**Raw data**.
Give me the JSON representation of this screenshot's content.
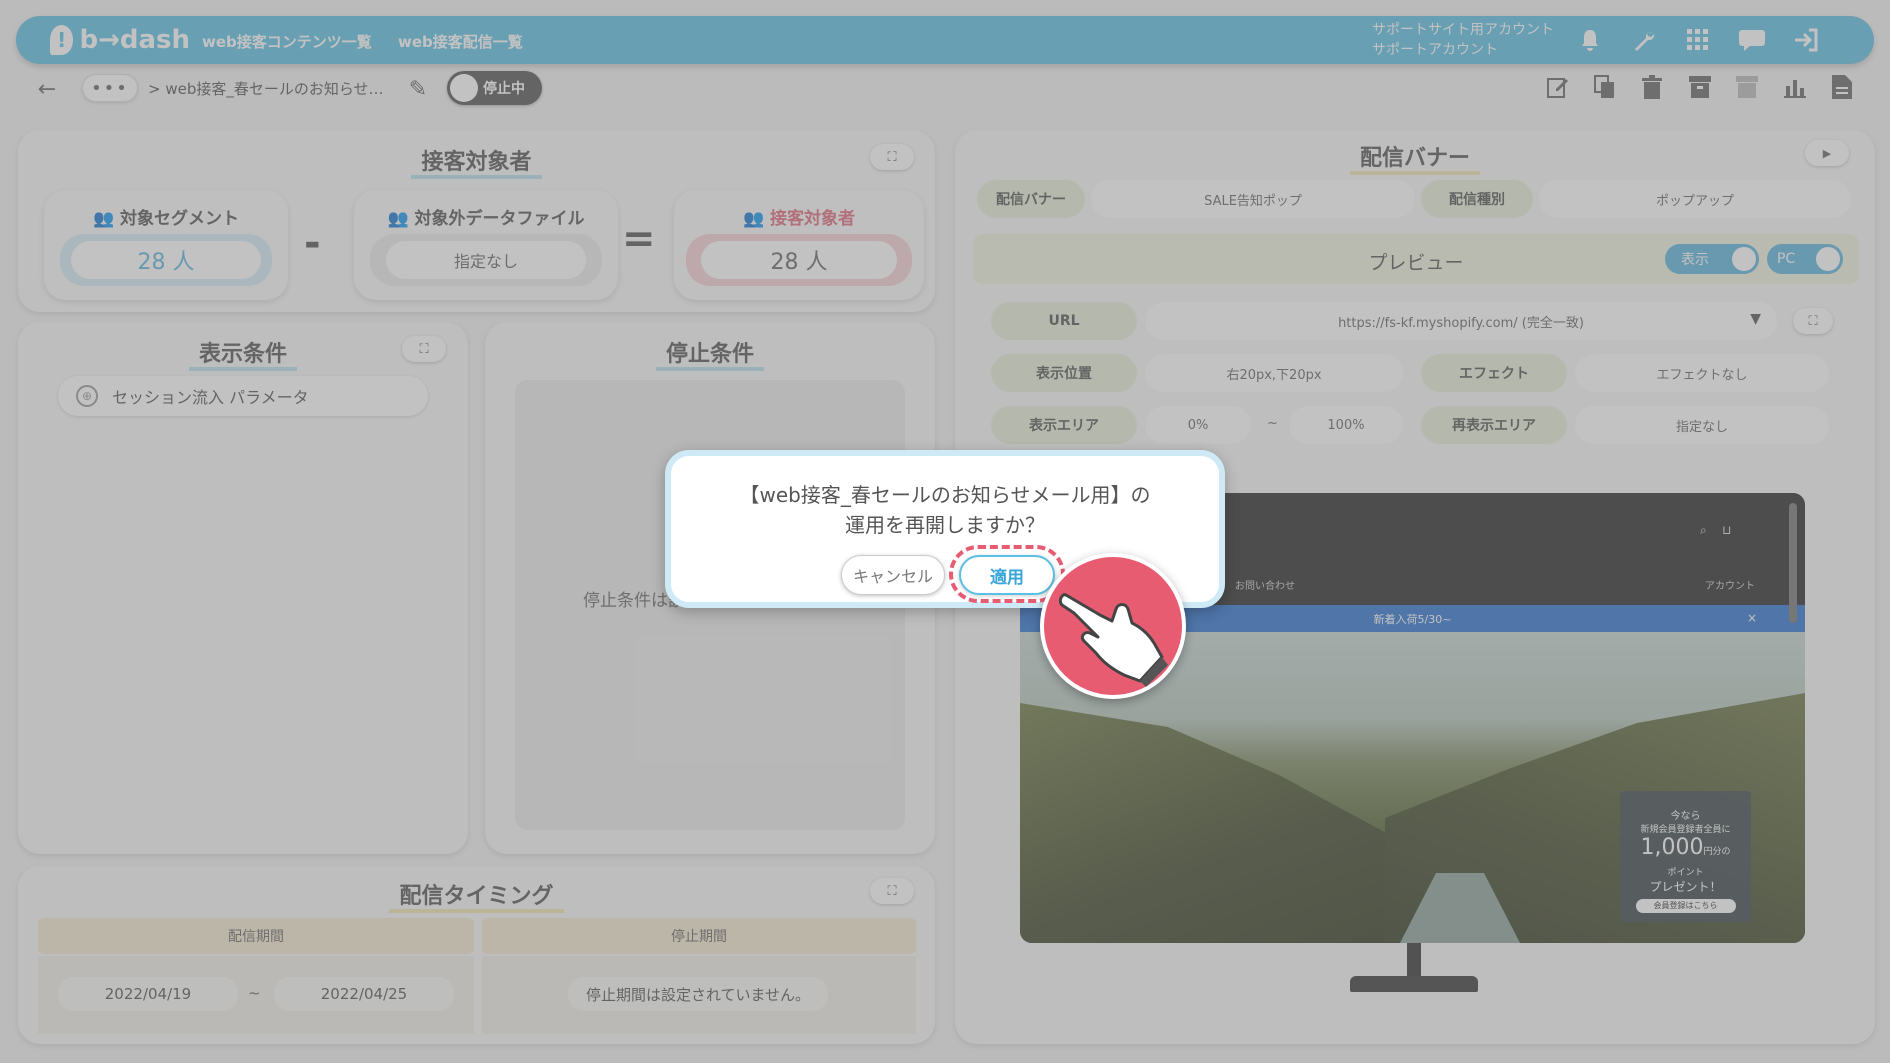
{
  "app": {
    "logo": "b→dash"
  },
  "nav": {
    "contents": "web接客コンテンツ一覧",
    "delivery": "web接客配信一覧"
  },
  "account": {
    "line1": "サポートサイト用アカウント",
    "line2": "サポートアカウント"
  },
  "breadcrumb": {
    "ellipsis": "•••",
    "text": "> web接客_春セールのお知らせ…"
  },
  "status_toggle": {
    "label": "停止中"
  },
  "target": {
    "title": "接客対象者",
    "segment": {
      "label": "対象セグメント",
      "value": "28 人"
    },
    "excluded": {
      "label": "対象外データファイル",
      "value": "指定なし"
    },
    "result": {
      "label": "接客対象者",
      "value": "28 人"
    },
    "minus": "-",
    "equals": "="
  },
  "display_conditions": {
    "title": "表示条件",
    "item": "セッション流入 パラメータ"
  },
  "stop_conditions": {
    "title": "停止条件",
    "empty": "停止条件は設定されていません。"
  },
  "timing": {
    "title": "配信タイミング",
    "period_label": "配信期間",
    "start": "2022/04/19",
    "tilde": "~",
    "end": "2022/04/25",
    "stop_label": "停止期間",
    "stop_value": "停止期間は設定されていません。"
  },
  "banner": {
    "title": "配信バナー",
    "banner_label": "配信バナー",
    "banner_value": "SALE告知ポップ",
    "type_label": "配信種別",
    "type_value": "ポップアップ",
    "preview": "プレビュー",
    "show_toggle": "表示",
    "pc_toggle": "PC",
    "url_label": "URL",
    "url_value": "https://fs-kf.myshopify.com/ (完全一致)",
    "position_label": "表示位置",
    "position_value": "右20px,下20px",
    "effect_label": "エフェクト",
    "effect_value": "エフェクトなし",
    "area_label": "表示エリア",
    "area_from": "0%",
    "area_tilde": "~",
    "area_to": "100%",
    "redisplay_label": "再表示エリア",
    "redisplay_value": "指定なし"
  },
  "preview_site": {
    "nav_contact": "お問い合わせ",
    "nav_account": "アカウント",
    "announcement": "新着入荷5/30~",
    "close": "×",
    "popup": {
      "line1": "今なら",
      "line2": "新規会員登録者全員に",
      "amount": "1,000",
      "unit": "円分の",
      "unit2": "ポイント",
      "line4": "プレゼント！",
      "cta": "会員登録はこちら"
    }
  },
  "dialog": {
    "line1": "【web接客_春セールのお知らせメール用】の",
    "line2": "運用を再開しますか？",
    "cancel": "キャンセル",
    "apply": "適用"
  },
  "colors": {
    "brand": "#5bc0e3",
    "accent_red": "#e85c72"
  }
}
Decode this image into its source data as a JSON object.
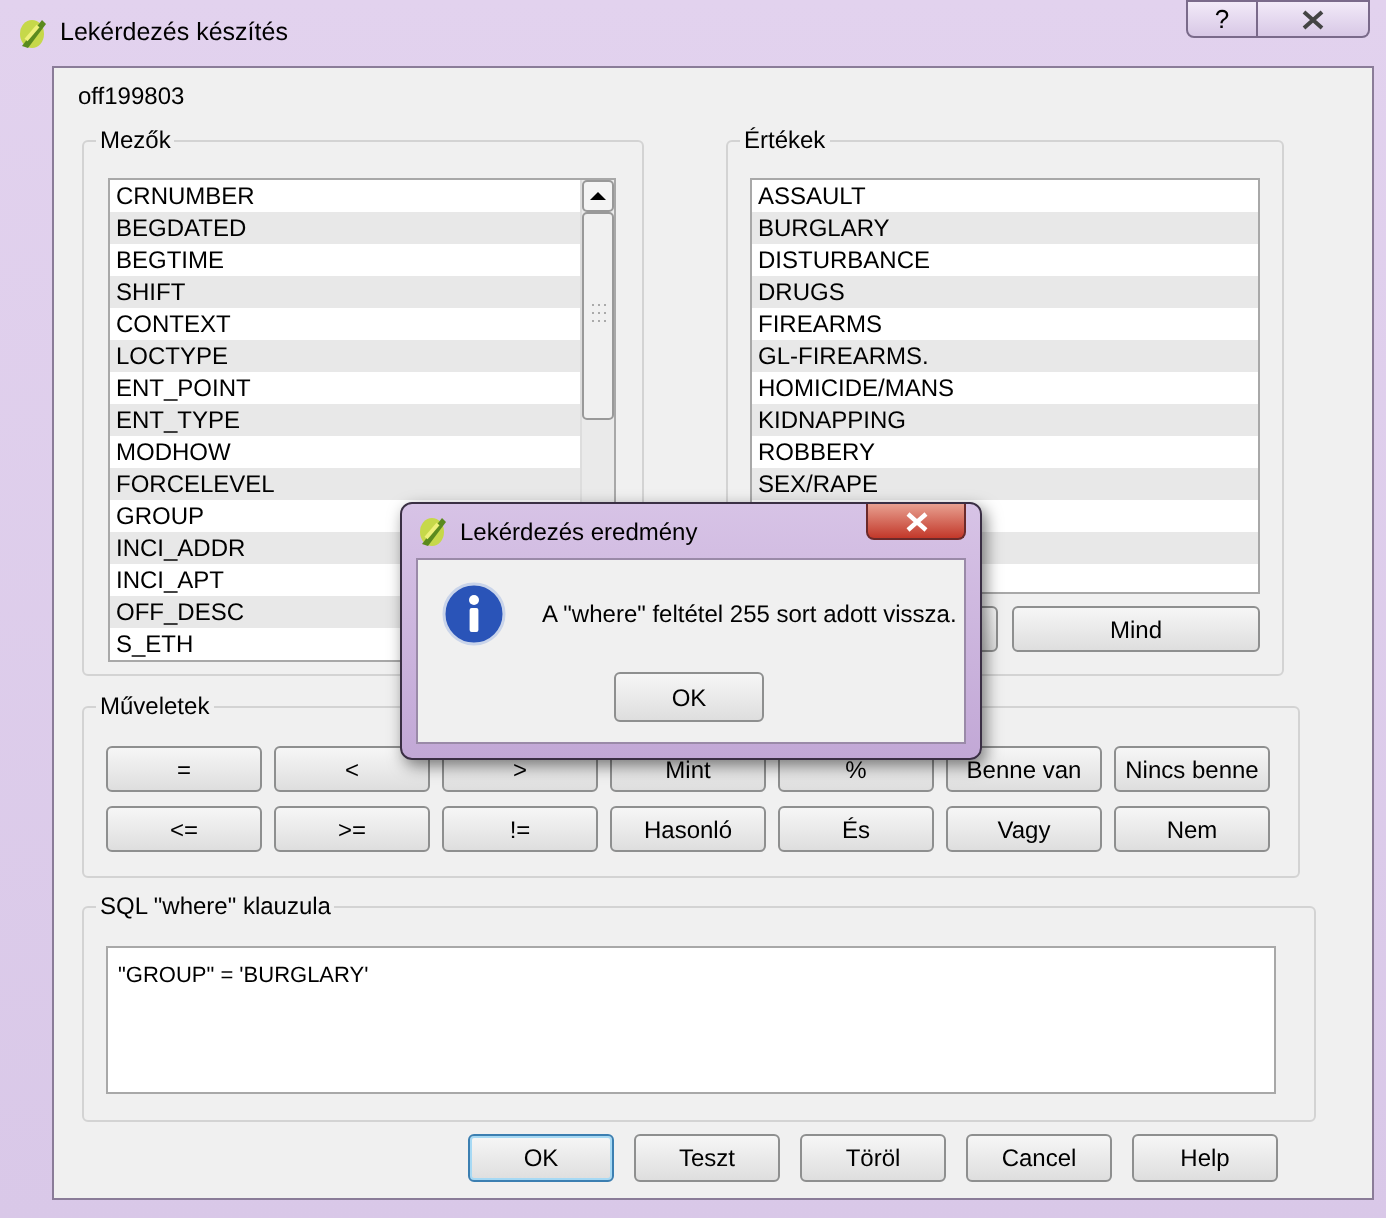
{
  "window": {
    "title": "Lekérdezés készítés",
    "help_button": "?"
  },
  "layer_name": "off199803",
  "fields": {
    "title": "Mezők",
    "items": [
      "CRNUMBER",
      "BEGDATED",
      "BEGTIME",
      "SHIFT",
      "CONTEXT",
      "LOCTYPE",
      "ENT_POINT",
      "ENT_TYPE",
      "MODHOW",
      "FORCELEVEL",
      "GROUP",
      "INCI_ADDR",
      "INCI_APT",
      "OFF_DESC",
      "S_ETH"
    ]
  },
  "values": {
    "title": "Értékek",
    "items": [
      "ASSAULT",
      "BURGLARY",
      "DISTURBANCE",
      "DRUGS",
      "FIREARMS",
      "GL-FIREARMS.",
      "HOMICIDE/MANS",
      "KIDNAPPING",
      "ROBBERY",
      "SEX/RAPE"
    ],
    "buttons": [
      "Mind"
    ]
  },
  "operators": {
    "title": "Műveletek",
    "buttons": [
      "=",
      "<",
      ">",
      "Mint",
      "%",
      "Benne van",
      "Nincs benne",
      "<=",
      ">=",
      "!=",
      "Hasonló",
      "És",
      "Vagy",
      "Nem"
    ]
  },
  "sql": {
    "title": "SQL \"where\" klauzula",
    "value": "\"GROUP\" = 'BURGLARY'"
  },
  "buttons": [
    {
      "label": "OK",
      "default": true
    },
    {
      "label": "Teszt",
      "default": false
    },
    {
      "label": "Töröl",
      "default": false
    },
    {
      "label": "Cancel",
      "default": false
    },
    {
      "label": "Help",
      "default": false
    }
  ],
  "message_box": {
    "title": "Lekérdezés eredmény",
    "text": "A \"where\" feltétel 255 sort adott vissza.",
    "button": "OK"
  }
}
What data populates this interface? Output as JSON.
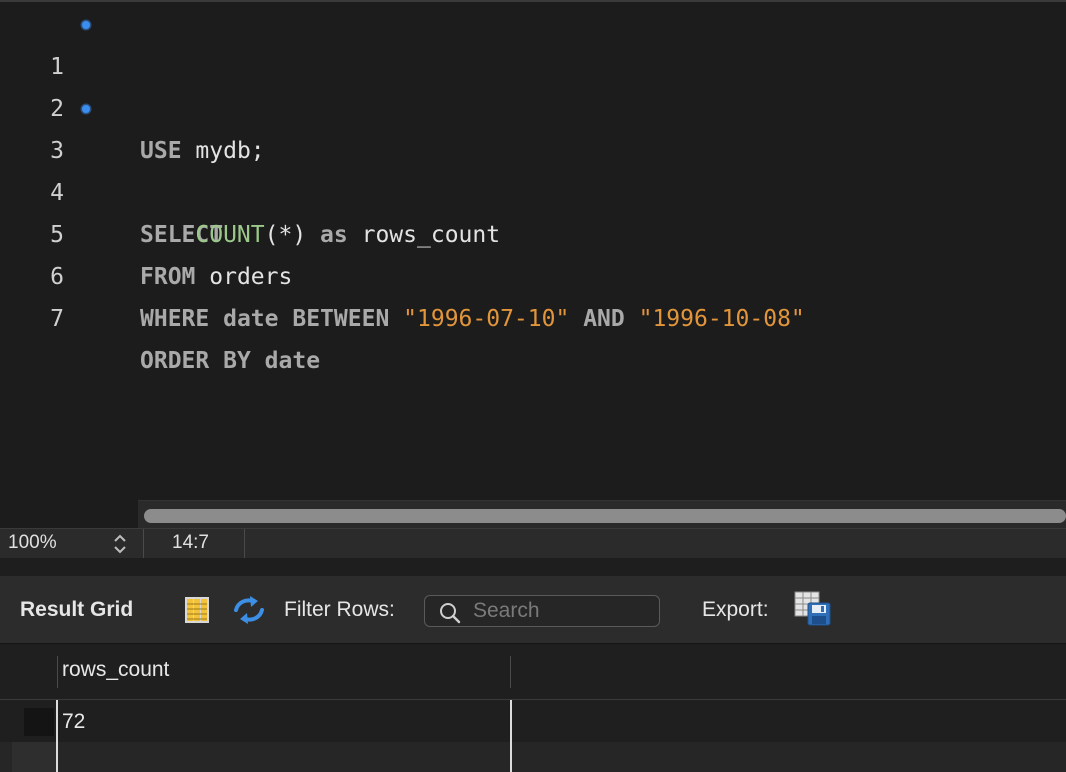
{
  "editor": {
    "lines": [
      {
        "num": "1",
        "marker": true
      },
      {
        "num": "2",
        "marker": false
      },
      {
        "num": "3",
        "marker": true
      },
      {
        "num": "4",
        "marker": false
      },
      {
        "num": "5",
        "marker": false
      },
      {
        "num": "6",
        "marker": false
      },
      {
        "num": "7",
        "marker": false
      }
    ],
    "tokens": {
      "l1_use": "USE",
      "l1_db": "mydb;",
      "l3_select": "SELECT",
      "l4_count": "COUNT",
      "l4_star": "(*)",
      "l4_as": "as",
      "l4_alias": "rows_count",
      "l5_from": "FROM",
      "l5_table": "orders",
      "l6_where": "WHERE",
      "l6_col": "date",
      "l6_between": "BETWEEN",
      "l6_start": "\"1996-07-10\"",
      "l6_and": "AND",
      "l6_end": "\"1996-10-08\"",
      "l7_order": "ORDER",
      "l7_by": "BY",
      "l7_col": "date"
    }
  },
  "status": {
    "zoom": "100%",
    "cursor": "14:7"
  },
  "toolbar": {
    "result_grid_label": "Result Grid",
    "filter_label": "Filter Rows:",
    "search_placeholder": "Search",
    "search_value": "",
    "export_label": "Export:"
  },
  "grid": {
    "columns": [
      "rows_count"
    ],
    "rows": [
      [
        "72"
      ]
    ]
  },
  "colors": {
    "keyword": "#a9a9a9",
    "function": "#9cc98a",
    "string": "#e2953a",
    "marker": "#3b8ef0",
    "refresh_icon": "#3d8fe6"
  }
}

**What the task requires**.
Reproduce the data above in full, exactly as it is, with the pictures left out.

**Full answer**.
Give me the JSON representation of this screenshot's content.
{
  "app": {
    "logo": "b→dash"
  },
  "nav": {
    "contents": "web接客コンテンツ一覧",
    "delivery": "web接客配信一覧"
  },
  "account": {
    "line1": "サポートサイト用アカウント",
    "line2": "サポートアカウント"
  },
  "breadcrumb": {
    "ellipsis": "•••",
    "text": "> web接客_春セールのお知らせ…"
  },
  "status_toggle": {
    "label": "停止中"
  },
  "target": {
    "title": "接客対象者",
    "segment": {
      "label": "対象セグメント",
      "value": "28 人"
    },
    "excluded": {
      "label": "対象外データファイル",
      "value": "指定なし"
    },
    "result": {
      "label": "接客対象者",
      "value": "28 人"
    },
    "minus": "-",
    "equals": "="
  },
  "display_conditions": {
    "title": "表示条件",
    "item": "セッション流入 パラメータ"
  },
  "stop_conditions": {
    "title": "停止条件",
    "empty": "停止条件は設定されていません。"
  },
  "timing": {
    "title": "配信タイミング",
    "period_label": "配信期間",
    "start": "2022/04/19",
    "tilde": "~",
    "end": "2022/04/25",
    "stop_label": "停止期間",
    "stop_value": "停止期間は設定されていません。"
  },
  "banner": {
    "title": "配信バナー",
    "banner_label": "配信バナー",
    "banner_value": "SALE告知ポップ",
    "type_label": "配信種別",
    "type_value": "ポップアップ",
    "preview": "プレビュー",
    "show_toggle": "表示",
    "pc_toggle": "PC",
    "url_label": "URL",
    "url_value": "https://fs-kf.myshopify.com/ (完全一致)",
    "position_label": "表示位置",
    "position_value": "右20px,下20px",
    "effect_label": "エフェクト",
    "effect_value": "エフェクトなし",
    "area_label": "表示エリア",
    "area_from": "0%",
    "area_tilde": "~",
    "area_to": "100%",
    "redisplay_label": "再表示エリア",
    "redisplay_value": "指定なし"
  },
  "preview_site": {
    "nav_contact": "お問い合わせ",
    "nav_account": "アカウント",
    "announcement": "新着入荷5/30~",
    "close": "×",
    "popup": {
      "line1": "今なら",
      "line2": "新規会員登録者全員に",
      "amount": "1,000",
      "unit": "円分の",
      "unit2": "ポイント",
      "line4": "プレゼント！",
      "cta": "会員登録はこちら"
    }
  },
  "dialog": {
    "line1": "【web接客_春セールのお知らせメール用】の",
    "line2": "運用を再開しますか？",
    "cancel": "キャンセル",
    "apply": "適用"
  },
  "colors": {
    "brand": "#5bc0e3",
    "accent_red": "#e85c72"
  }
}
Decode this image into its source data as a JSON object.
{
  "window": {
    "title": "Lekérdezés készítés",
    "help_button": "?"
  },
  "layer_name": "off199803",
  "fields": {
    "title": "Mezők",
    "items": [
      "CRNUMBER",
      "BEGDATED",
      "BEGTIME",
      "SHIFT",
      "CONTEXT",
      "LOCTYPE",
      "ENT_POINT",
      "ENT_TYPE",
      "MODHOW",
      "FORCELEVEL",
      "GROUP",
      "INCI_ADDR",
      "INCI_APT",
      "OFF_DESC",
      "S_ETH"
    ]
  },
  "values": {
    "title": "Értékek",
    "items": [
      "ASSAULT",
      "BURGLARY",
      "DISTURBANCE",
      "DRUGS",
      "FIREARMS",
      "GL-FIREARMS.",
      "HOMICIDE/MANS",
      "KIDNAPPING",
      "ROBBERY",
      "SEX/RAPE"
    ],
    "buttons": [
      "Mind"
    ]
  },
  "operators": {
    "title": "Műveletek",
    "buttons": [
      "=",
      "<",
      ">",
      "Mint",
      "%",
      "Benne van",
      "Nincs benne",
      "<=",
      ">=",
      "!=",
      "Hasonló",
      "És",
      "Vagy",
      "Nem"
    ]
  },
  "sql": {
    "title": "SQL \"where\" klauzula",
    "value": "\"GROUP\" = 'BURGLARY'"
  },
  "buttons": [
    {
      "label": "OK",
      "default": true
    },
    {
      "label": "Teszt",
      "default": false
    },
    {
      "label": "Töröl",
      "default": false
    },
    {
      "label": "Cancel",
      "default": false
    },
    {
      "label": "Help",
      "default": false
    }
  ],
  "message_box": {
    "title": "Lekérdezés eredmény",
    "text": "A \"where\" feltétel 255 sort adott vissza.",
    "button": "OK"
  }
}
What data populates this interface? Output as JSON.
{
  "editor": {
    "lines": [
      {
        "num": "1",
        "marker": true
      },
      {
        "num": "2",
        "marker": false
      },
      {
        "num": "3",
        "marker": true
      },
      {
        "num": "4",
        "marker": false
      },
      {
        "num": "5",
        "marker": false
      },
      {
        "num": "6",
        "marker": false
      },
      {
        "num": "7",
        "marker": false
      }
    ],
    "tokens": {
      "l1_use": "USE",
      "l1_db": "mydb;",
      "l3_select": "SELECT",
      "l4_count": "COUNT",
      "l4_star": "(*)",
      "l4_as": "as",
      "l4_alias": "rows_count",
      "l5_from": "FROM",
      "l5_table": "orders",
      "l6_where": "WHERE",
      "l6_col": "date",
      "l6_between": "BETWEEN",
      "l6_start": "\"1996-07-10\"",
      "l6_and": "AND",
      "l6_end": "\"1996-10-08\"",
      "l7_order": "ORDER",
      "l7_by": "BY",
      "l7_col": "date"
    }
  },
  "status": {
    "zoom": "100%",
    "cursor": "14:7"
  },
  "toolbar": {
    "result_grid_label": "Result Grid",
    "filter_label": "Filter Rows:",
    "search_placeholder": "Search",
    "search_value": "",
    "export_label": "Export:"
  },
  "grid": {
    "columns": [
      "rows_count"
    ],
    "rows": [
      [
        "72"
      ]
    ]
  },
  "colors": {
    "keyword": "#a9a9a9",
    "function": "#9cc98a",
    "string": "#e2953a",
    "marker": "#3b8ef0",
    "refresh_icon": "#3d8fe6"
  }
}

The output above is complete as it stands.